Problem description —
Reproduce the material in full, exactly as written.

Stored dataset items
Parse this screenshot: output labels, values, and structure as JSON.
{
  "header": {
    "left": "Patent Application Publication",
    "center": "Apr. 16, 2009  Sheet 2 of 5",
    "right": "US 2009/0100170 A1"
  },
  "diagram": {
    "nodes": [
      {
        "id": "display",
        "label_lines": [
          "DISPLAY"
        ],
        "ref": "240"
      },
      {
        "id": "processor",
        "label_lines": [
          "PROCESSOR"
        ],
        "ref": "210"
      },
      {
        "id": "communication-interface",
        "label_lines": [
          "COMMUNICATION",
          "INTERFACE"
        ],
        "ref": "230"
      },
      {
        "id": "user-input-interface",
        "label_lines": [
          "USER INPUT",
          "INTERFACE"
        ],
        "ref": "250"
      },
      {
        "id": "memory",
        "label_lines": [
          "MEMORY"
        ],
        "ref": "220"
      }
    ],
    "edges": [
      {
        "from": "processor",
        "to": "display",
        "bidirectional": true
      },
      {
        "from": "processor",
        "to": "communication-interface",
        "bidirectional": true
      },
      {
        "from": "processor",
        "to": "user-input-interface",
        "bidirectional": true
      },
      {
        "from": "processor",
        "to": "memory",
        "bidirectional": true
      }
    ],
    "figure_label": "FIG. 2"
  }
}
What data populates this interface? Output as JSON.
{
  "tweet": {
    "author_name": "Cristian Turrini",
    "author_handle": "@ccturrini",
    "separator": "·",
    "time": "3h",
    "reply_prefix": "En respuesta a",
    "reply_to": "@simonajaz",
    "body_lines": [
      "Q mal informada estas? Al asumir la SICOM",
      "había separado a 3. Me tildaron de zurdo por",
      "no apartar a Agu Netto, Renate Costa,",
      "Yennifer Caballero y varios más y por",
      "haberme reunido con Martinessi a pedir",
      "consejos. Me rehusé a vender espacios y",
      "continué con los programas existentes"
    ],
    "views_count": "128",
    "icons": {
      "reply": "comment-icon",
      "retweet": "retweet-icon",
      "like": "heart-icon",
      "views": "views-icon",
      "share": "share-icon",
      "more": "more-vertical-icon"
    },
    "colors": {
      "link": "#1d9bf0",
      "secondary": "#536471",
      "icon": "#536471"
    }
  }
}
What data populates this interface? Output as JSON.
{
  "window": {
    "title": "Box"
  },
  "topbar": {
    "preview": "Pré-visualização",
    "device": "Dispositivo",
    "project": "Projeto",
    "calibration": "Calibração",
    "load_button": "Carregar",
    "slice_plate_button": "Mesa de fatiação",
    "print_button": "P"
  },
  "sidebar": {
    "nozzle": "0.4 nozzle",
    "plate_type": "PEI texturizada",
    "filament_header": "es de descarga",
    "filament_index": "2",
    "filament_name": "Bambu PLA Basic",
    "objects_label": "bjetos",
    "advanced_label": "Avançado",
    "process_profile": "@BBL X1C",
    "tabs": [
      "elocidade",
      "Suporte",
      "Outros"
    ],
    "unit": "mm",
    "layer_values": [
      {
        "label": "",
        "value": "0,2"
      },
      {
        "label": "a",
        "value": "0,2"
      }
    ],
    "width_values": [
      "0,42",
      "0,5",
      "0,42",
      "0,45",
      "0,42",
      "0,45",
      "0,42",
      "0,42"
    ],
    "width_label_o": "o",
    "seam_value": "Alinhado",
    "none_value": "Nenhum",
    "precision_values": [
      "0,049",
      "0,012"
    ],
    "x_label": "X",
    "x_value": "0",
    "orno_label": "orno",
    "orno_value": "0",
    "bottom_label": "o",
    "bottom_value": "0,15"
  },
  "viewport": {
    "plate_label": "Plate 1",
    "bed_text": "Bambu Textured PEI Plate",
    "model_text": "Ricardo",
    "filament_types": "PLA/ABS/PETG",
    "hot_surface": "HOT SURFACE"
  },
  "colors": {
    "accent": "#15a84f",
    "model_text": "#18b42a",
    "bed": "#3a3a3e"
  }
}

Result of the task —
Parse this screenshot: output labels, values, and structure as JSON.
{
  "header": {
    "left": "Patent Application Publication",
    "center": "Apr. 16, 2009  Sheet 2 of 5",
    "right": "US 2009/0100170 A1"
  },
  "diagram": {
    "nodes": [
      {
        "id": "display",
        "label_lines": [
          "DISPLAY"
        ],
        "ref": "240"
      },
      {
        "id": "processor",
        "label_lines": [
          "PROCESSOR"
        ],
        "ref": "210"
      },
      {
        "id": "communication-interface",
        "label_lines": [
          "COMMUNICATION",
          "INTERFACE"
        ],
        "ref": "230"
      },
      {
        "id": "user-input-interface",
        "label_lines": [
          "USER INPUT",
          "INTERFACE"
        ],
        "ref": "250"
      },
      {
        "id": "memory",
        "label_lines": [
          "MEMORY"
        ],
        "ref": "220"
      }
    ],
    "edges": [
      {
        "from": "processor",
        "to": "display",
        "bidirectional": true
      },
      {
        "from": "processor",
        "to": "communication-interface",
        "bidirectional": true
      },
      {
        "from": "processor",
        "to": "user-input-interface",
        "bidirectional": true
      },
      {
        "from": "processor",
        "to": "memory",
        "bidirectional": true
      }
    ],
    "figure_label": "FIG. 2"
  }
}
What data populates this interface? Output as JSON.
{
  "tweet": {
    "author_name": "Cristian Turrini",
    "author_handle": "@ccturrini",
    "separator": "·",
    "time": "3h",
    "reply_prefix": "En respuesta a",
    "reply_to": "@simonajaz",
    "body_lines": [
      "Q mal informada estas? Al asumir la SICOM",
      "había separado a 3. Me tildaron de zurdo por",
      "no apartar a Agu Netto, Renate Costa,",
      "Yennifer Caballero y varios más y por",
      "haberme reunido con Martinessi a pedir",
      "consejos. Me rehusé a vender espacios y",
      "continué con los programas existentes"
    ],
    "views_count": "128",
    "icons": {
      "reply": "comment-icon",
      "retweet": "retweet-icon",
      "like": "heart-icon",
      "views": "views-icon",
      "share": "share-icon",
      "more": "more-vertical-icon"
    },
    "colors": {
      "link": "#1d9bf0",
      "secondary": "#536471",
      "icon": "#536471"
    }
  }
}
What data populates this interface? Output as JSON.
{
  "window": {
    "title": "Box"
  },
  "topbar": {
    "preview": "Pré-visualização",
    "device": "Dispositivo",
    "project": "Projeto",
    "calibration": "Calibração",
    "load_button": "Carregar",
    "slice_plate_button": "Mesa de fatiação",
    "print_button": "P"
  },
  "sidebar": {
    "nozzle": "0.4 nozzle",
    "plate_type": "PEI texturizada",
    "filament_header": "es de descarga",
    "filament_index": "2",
    "filament_name": "Bambu PLA Basic",
    "objects_label": "bjetos",
    "advanced_label": "Avançado",
    "process_profile": "@BBL X1C",
    "tabs": [
      "elocidade",
      "Suporte",
      "Outros"
    ],
    "unit": "mm",
    "layer_values": [
      {
        "label": "",
        "value": "0,2"
      },
      {
        "label": "a",
        "value": "0,2"
      }
    ],
    "width_values": [
      "0,42",
      "0,5",
      "0,42",
      "0,45",
      "0,42",
      "0,45",
      "0,42",
      "0,42"
    ],
    "width_label_o": "o",
    "seam_value": "Alinhado",
    "none_value": "Nenhum",
    "precision_values": [
      "0,049",
      "0,012"
    ],
    "x_label": "X",
    "x_value": "0",
    "orno_label": "orno",
    "orno_value": "0",
    "bottom_label": "o",
    "bottom_value": "0,15"
  },
  "viewport": {
    "plate_label": "Plate 1",
    "bed_text": "Bambu Textured PEI Plate",
    "model_text": "Ricardo",
    "filament_types": "PLA/ABS/PETG",
    "hot_surface": "HOT SURFACE"
  },
  "colors": {
    "accent": "#15a84f",
    "model_text": "#18b42a",
    "bed": "#3a3a3e"
  }
}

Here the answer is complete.